§ What is expected
In the entries below, find every line with "Market" and copy it.

§ Input for this task
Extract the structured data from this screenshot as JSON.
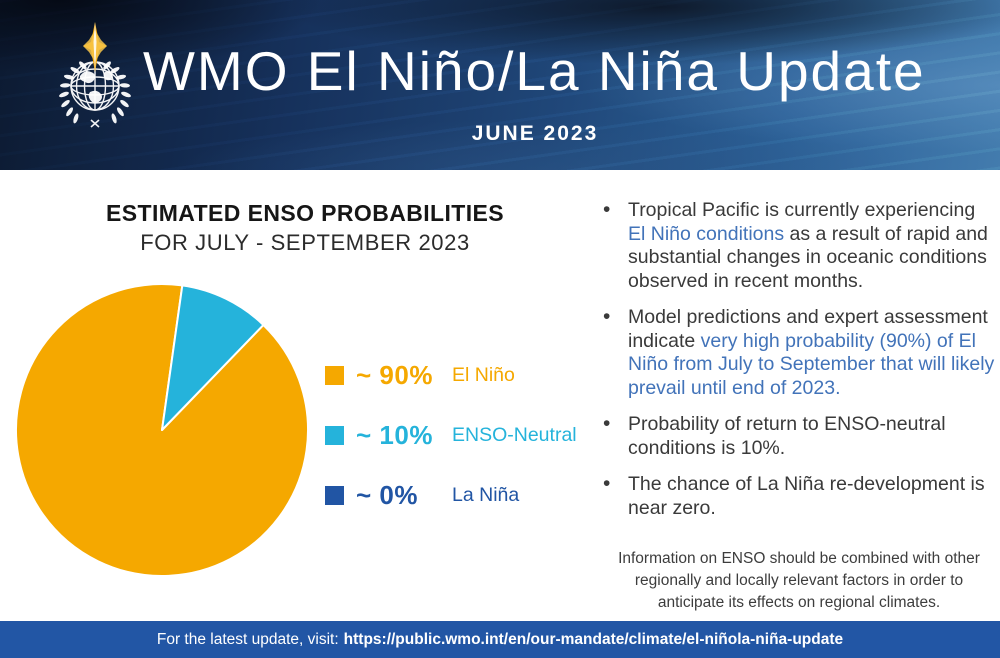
{
  "header": {
    "title": "WMO El Niño/La Niña Update",
    "subtitle": "JUNE 2023",
    "logo": "wmo-logo"
  },
  "left_panel": {
    "heading": "ESTIMATED ENSO PROBABILITIES",
    "subheading": "FOR JULY - SEPTEMBER 2023"
  },
  "chart_data": {
    "type": "pie",
    "title": "ESTIMATED ENSO PROBABILITIES FOR JULY - SEPTEMBER 2023",
    "start_angle_deg": 44,
    "legend_position": "right",
    "slices": [
      {
        "label": "El Niño",
        "value": 90,
        "display": "~ 90%",
        "color": "#F5A800"
      },
      {
        "label": "ENSO-Neutral",
        "value": 10,
        "display": "~ 10%",
        "color": "#25B3DB"
      },
      {
        "label": "La Niña",
        "value": 0,
        "display": "~ 0%",
        "color": "#2155A4"
      }
    ]
  },
  "bullets": [
    {
      "segments": [
        {
          "text": "Tropical Pacific is currently experiencing ",
          "style": "dark"
        },
        {
          "text": "El Niño conditions",
          "style": "blue"
        },
        {
          "text": " as a result of rapid and substantial changes in oceanic conditions observed in recent months.",
          "style": "dark"
        }
      ]
    },
    {
      "segments": [
        {
          "text": "Model predictions and expert assessment indicate ",
          "style": "dark"
        },
        {
          "text": "very high probability (90%) of El Niño from July to September that will likely prevail until end of 2023.",
          "style": "blue"
        }
      ]
    },
    {
      "segments": [
        {
          "text": "Probability of return to ENSO-neutral conditions is 10%.",
          "style": "dark"
        }
      ]
    },
    {
      "segments": [
        {
          "text": "The chance of La Niña re-development is near zero.",
          "style": "dark"
        }
      ]
    }
  ],
  "note": {
    "text": "Information on ENSO should be combined with other regionally and locally relevant factors in order to anticipate its effects on regional climates."
  },
  "footer": {
    "prefix": "For the latest update, visit:",
    "url": "https://public.wmo.int/en/our-mandate/climate/el-niñola-niña-update"
  },
  "colors": {
    "orange": "#F5A800",
    "light_blue": "#25B3DB",
    "dark_blue": "#2155A4",
    "text_blue": "#4273B9",
    "body_text": "#3A3A3A",
    "footer_bg": "#2256A5"
  }
}
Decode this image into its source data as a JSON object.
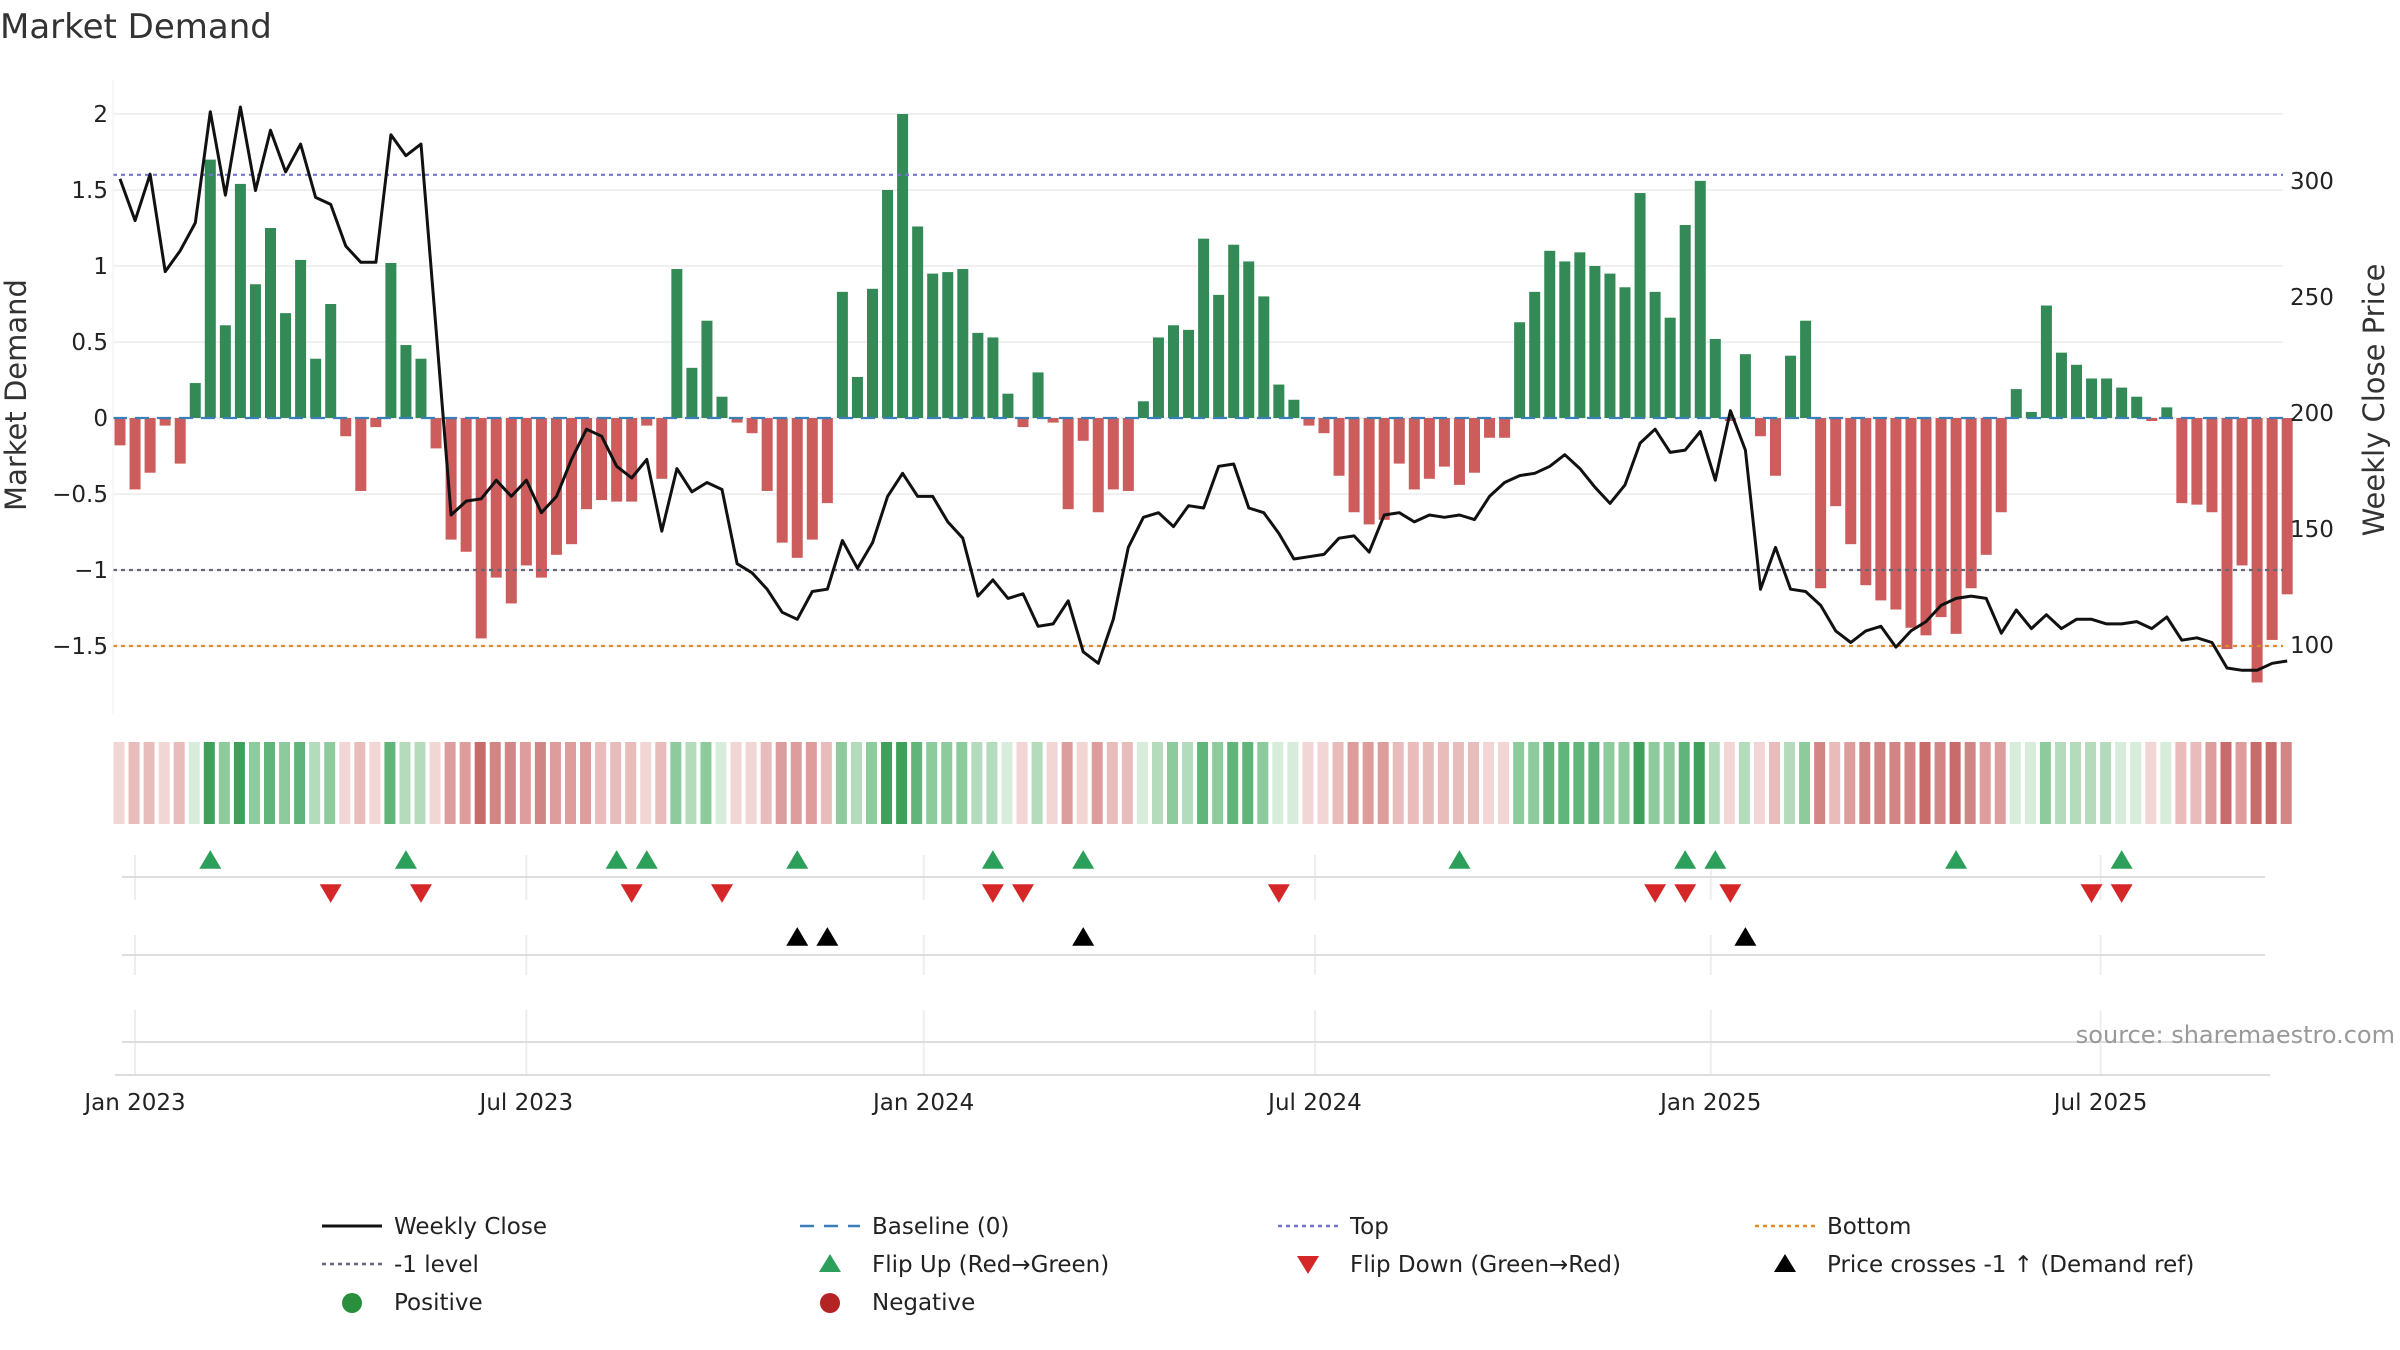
{
  "chart_data": {
    "type": "bar",
    "title": "Market Demand",
    "ylabel": "Market Demand",
    "y2label": "Weekly Close Price",
    "ylim": [
      -1.95,
      2.2
    ],
    "y2lim": [
      67,
      336
    ],
    "yticks": [
      2,
      1.5,
      1,
      0.5,
      0,
      -0.5,
      -1,
      -1.5
    ],
    "ytick_labels": [
      "2",
      "1.5",
      "1",
      "0.5",
      "0",
      "−0.5",
      "−1",
      "−1.5"
    ],
    "y2ticks": [
      300,
      250,
      200,
      150,
      100
    ],
    "y2tick_labels": [
      "300",
      "250",
      "200",
      "150",
      "100"
    ],
    "xticks": [
      {
        "label": "Jan 2023",
        "week": 1
      },
      {
        "label": "Jul 2023",
        "week": 27
      },
      {
        "label": "Jan 2024",
        "week": 53.4
      },
      {
        "label": "Jul 2024",
        "week": 79.4
      },
      {
        "label": "Jan 2025",
        "week": 105.7
      },
      {
        "label": "Jul 2025",
        "week": 131.6
      }
    ],
    "reference_lines": {
      "top": 1.6,
      "minus_one": -1.0,
      "bottom": -1.5,
      "baseline": 0
    },
    "demand": [
      -0.18,
      -0.47,
      -0.36,
      -0.05,
      -0.3,
      0.23,
      1.7,
      0.61,
      1.54,
      0.88,
      1.25,
      0.69,
      1.04,
      0.39,
      0.75,
      -0.12,
      -0.48,
      -0.06,
      1.02,
      0.48,
      0.39,
      -0.2,
      -0.8,
      -0.88,
      -1.45,
      -1.05,
      -1.22,
      -0.97,
      -1.05,
      -0.9,
      -0.83,
      -0.6,
      -0.54,
      -0.55,
      -0.55,
      -0.05,
      -0.4,
      0.98,
      0.33,
      0.64,
      0.14,
      -0.03,
      -0.1,
      -0.48,
      -0.82,
      -0.92,
      -0.8,
      -0.56,
      0.83,
      0.27,
      0.85,
      1.5,
      2.0,
      1.26,
      0.95,
      0.96,
      0.98,
      0.56,
      0.53,
      0.16,
      -0.06,
      0.3,
      -0.03,
      -0.6,
      -0.15,
      -0.62,
      -0.47,
      -0.48,
      0.11,
      0.53,
      0.61,
      0.58,
      1.18,
      0.81,
      1.14,
      1.03,
      0.8,
      0.22,
      0.12,
      -0.05,
      -0.1,
      -0.38,
      -0.62,
      -0.7,
      -0.67,
      -0.3,
      -0.47,
      -0.4,
      -0.32,
      -0.44,
      -0.36,
      -0.13,
      -0.13,
      0.63,
      0.83,
      1.1,
      1.03,
      1.09,
      1.0,
      0.95,
      0.86,
      1.48,
      0.83,
      0.66,
      1.27,
      1.56,
      0.52,
      -0.02,
      0.42,
      -0.12,
      -0.38,
      0.41,
      0.64,
      -1.12,
      -0.58,
      -0.83,
      -1.1,
      -1.2,
      -1.26,
      -1.38,
      -1.43,
      -1.31,
      -1.42,
      -1.12,
      -0.9,
      -0.62,
      0.19,
      0.04,
      0.74,
      0.43,
      0.35,
      0.26,
      0.26,
      0.2,
      0.14,
      -0.02,
      0.07,
      -0.56,
      -0.57,
      -0.62,
      -1.52,
      -0.97,
      -1.74,
      -1.46,
      -1.16
    ],
    "price": [
      301,
      283,
      303,
      261,
      270,
      282,
      330,
      294,
      332,
      296,
      322,
      304,
      316,
      293,
      290,
      272,
      265,
      265,
      320,
      311,
      316,
      236,
      156,
      162,
      163,
      171,
      164,
      171,
      157,
      164,
      180,
      193,
      190,
      177,
      172,
      180,
      149,
      176,
      166,
      170,
      167,
      135,
      131,
      124,
      114,
      111,
      123,
      124,
      145,
      133,
      144,
      164,
      174,
      164,
      164,
      153,
      146,
      121,
      128,
      120,
      122,
      108,
      109,
      119,
      97,
      92,
      111,
      142,
      155,
      157,
      151,
      160,
      159,
      177,
      178,
      159,
      157,
      148,
      137,
      138,
      139,
      146,
      147,
      140,
      156,
      157,
      153,
      156,
      155,
      156,
      154,
      164,
      170,
      173,
      174,
      177,
      182,
      176,
      168,
      161,
      169,
      187,
      193,
      183,
      184,
      192,
      171,
      201,
      184,
      124,
      142,
      124,
      123,
      117,
      106,
      101,
      106,
      108,
      99,
      106,
      110,
      117,
      120,
      121,
      120,
      105,
      115,
      107,
      113,
      107,
      111,
      111,
      109,
      109,
      110,
      107,
      112,
      102,
      103,
      101,
      90,
      89,
      89,
      92,
      93
    ],
    "color_band": {
      "positive_colors": [
        "#d7ecdb",
        "#b5dbbd",
        "#8ecb9c",
        "#62b57a",
        "#3fa05c"
      ],
      "negative_colors": [
        "#f2d6d6",
        "#e9bcbc",
        "#dd9d9d",
        "#d18585",
        "#c96b6b"
      ]
    },
    "flip_up_weeks": [
      6,
      19,
      33,
      35,
      45,
      58,
      64,
      89,
      104,
      106,
      122,
      133
    ],
    "flip_down_weeks": [
      14,
      20,
      34,
      40,
      58,
      60,
      77,
      102,
      104,
      107,
      131,
      133
    ],
    "price_cross_weeks": [
      45,
      47,
      64,
      108
    ],
    "legend": [
      {
        "label": "Weekly Close",
        "marker": "solid-line",
        "color": "#111111"
      },
      {
        "label": "Baseline (0)",
        "marker": "dash-line",
        "color": "#3a7fb8"
      },
      {
        "label": "Top",
        "marker": "dotted-line",
        "color": "#7474cf"
      },
      {
        "label": "Bottom",
        "marker": "dotted-line",
        "color": "#e08a28"
      },
      {
        "label": "-1 level",
        "marker": "dotted-line",
        "color": "#666677"
      },
      {
        "label": "Flip Up (Red→Green)",
        "marker": "triangle-up",
        "color": "#2ca05a"
      },
      {
        "label": "Flip Down (Green→Red)",
        "marker": "triangle-down",
        "color": "#d62728"
      },
      {
        "label": "Price crosses -1 ↑ (Demand ref)",
        "marker": "triangle-up",
        "color": "#000000"
      },
      {
        "label": "Positive",
        "marker": "circle",
        "color": "#2a8f3c"
      },
      {
        "label": "Negative",
        "marker": "circle",
        "color": "#b52424"
      }
    ],
    "bar_colors": {
      "positive": "#338a57",
      "negative": "#cd5c5c"
    }
  },
  "source": "source: sharemaestro.com"
}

§ Worked answer
    "title": "Market Demand",
    "ylabel": "Market Demand",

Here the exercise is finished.